• Information given:
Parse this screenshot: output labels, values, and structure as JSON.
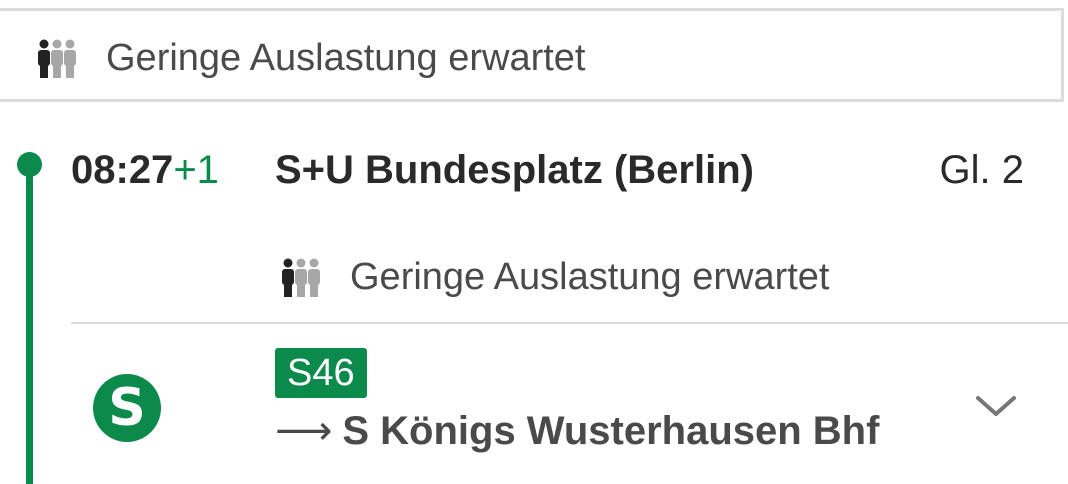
{
  "top_card": {
    "occupancy_text": "Geringe Auslastung erwartet",
    "icon": "people-occupancy-icon"
  },
  "stop": {
    "time": "08:27",
    "delay": "+1",
    "station": "S+U Bundesplatz (Berlin)",
    "platform": "Gl. 2",
    "occupancy_text": "Geringe Auslastung erwartet",
    "occupancy_icon": "people-occupancy-icon"
  },
  "journey": {
    "mode_icon": "s-bahn-icon",
    "mode_symbol": "S",
    "line": "S46",
    "direction_arrow": "⟶",
    "destination": "S Königs Wusterhausen Bhf",
    "expand_icon": "chevron-down-icon"
  },
  "colors": {
    "accent": "#0b8a4b",
    "text": "#2a2a2a",
    "muted": "#4a4a4a",
    "divider": "#dcdcdc"
  }
}
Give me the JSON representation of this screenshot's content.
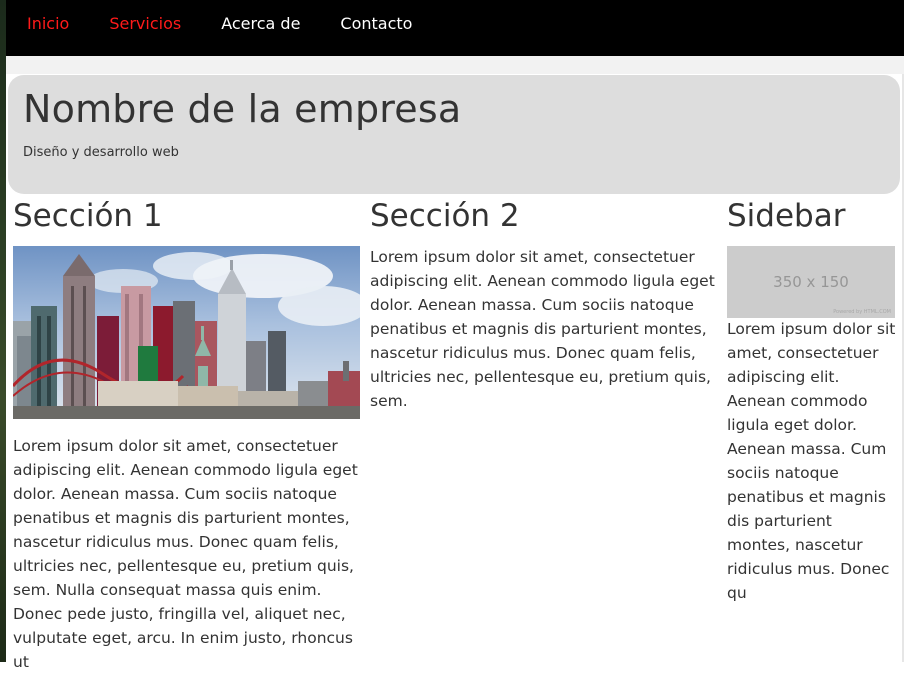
{
  "nav": {
    "items": [
      {
        "label": "Inicio",
        "active": true
      },
      {
        "label": "Servicios",
        "active": true
      },
      {
        "label": "Acerca de",
        "active": false
      },
      {
        "label": "Contacto",
        "active": false
      }
    ],
    "active_color": "#ff1a1a",
    "background": "#000000"
  },
  "hero": {
    "title": "Nombre de la empresa",
    "subtitle": "Diseño y desarrollo web"
  },
  "section1": {
    "title": "Sección 1",
    "image": "city-skyline",
    "text": "Lorem ipsum dolor sit amet, consectetuer adipiscing elit. Aenean commodo ligula eget dolor. Aenean massa. Cum sociis natoque penatibus et magnis dis parturient montes, nascetur ridiculus mus. Donec quam felis, ultricies nec, pellentesque eu, pretium quis, sem. Nulla consequat massa quis enim. Donec pede justo, fringilla vel, aliquet nec, vulputate eget, arcu. In enim justo, rhoncus ut"
  },
  "section2": {
    "title": "Sección 2",
    "text": "Lorem ipsum dolor sit amet, consectetuer adipiscing elit. Aenean commodo ligula eget dolor. Aenean massa. Cum sociis natoque penatibus et magnis dis parturient montes, nascetur ridiculus mus. Donec quam felis, ultricies nec, pellentesque eu, pretium quis, sem."
  },
  "sidebar": {
    "title": "Sidebar",
    "placeholder_label": "350 x 150",
    "placeholder_powered": "Powered by HTML.COM",
    "text": "Lorem ipsum dolor sit amet, consectetuer adipiscing elit. Aenean commodo ligula eget dolor. Aenean massa. Cum sociis natoque penatibus et magnis dis parturient montes, nascetur ridiculus mus. Donec qu"
  }
}
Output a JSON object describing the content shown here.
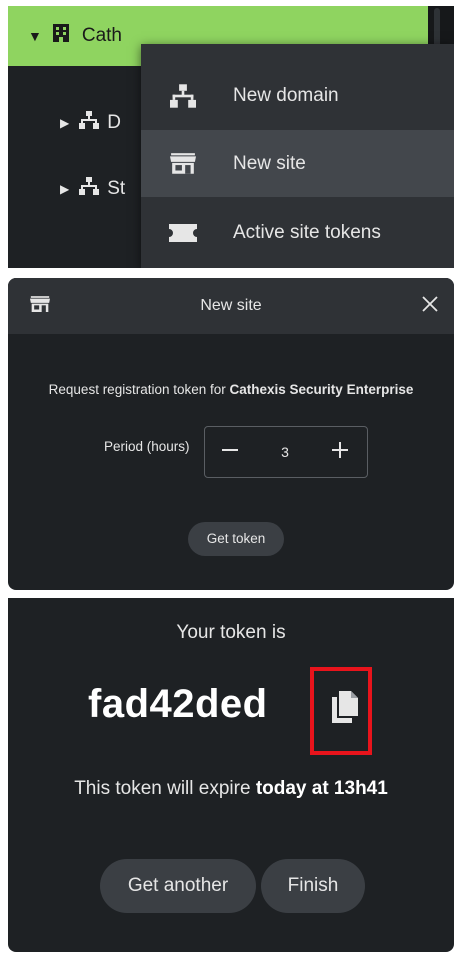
{
  "tree": {
    "selected_label": "Cath",
    "rows": [
      {
        "label": "D",
        "icon": "network-icon"
      },
      {
        "label": "St",
        "icon": "network-icon"
      }
    ],
    "accent": "#8fd460"
  },
  "context_menu": {
    "items": [
      {
        "label": "New domain",
        "icon": "network-icon"
      },
      {
        "label": "New site",
        "icon": "storefront-icon",
        "highlighted": true
      },
      {
        "label": "Active site tokens",
        "icon": "ticket-icon"
      }
    ]
  },
  "dialog": {
    "title": "New site",
    "request_prefix": "Request registration token for ",
    "request_target": "Cathexis Security Enterprise",
    "period_label": "Period (hours)",
    "period_value": "3",
    "get_token_label": "Get token"
  },
  "result": {
    "heading": "Your token is",
    "token": "fad42ded",
    "expire_prefix": "This token will expire ",
    "expire_time": "today at 13h41",
    "get_another_label": "Get another",
    "finish_label": "Finish",
    "highlight_color": "#e8141c"
  }
}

• Description of the task: Report how many lines of the entries hold the word "natoque". Nothing else is needed.

• The solution: 3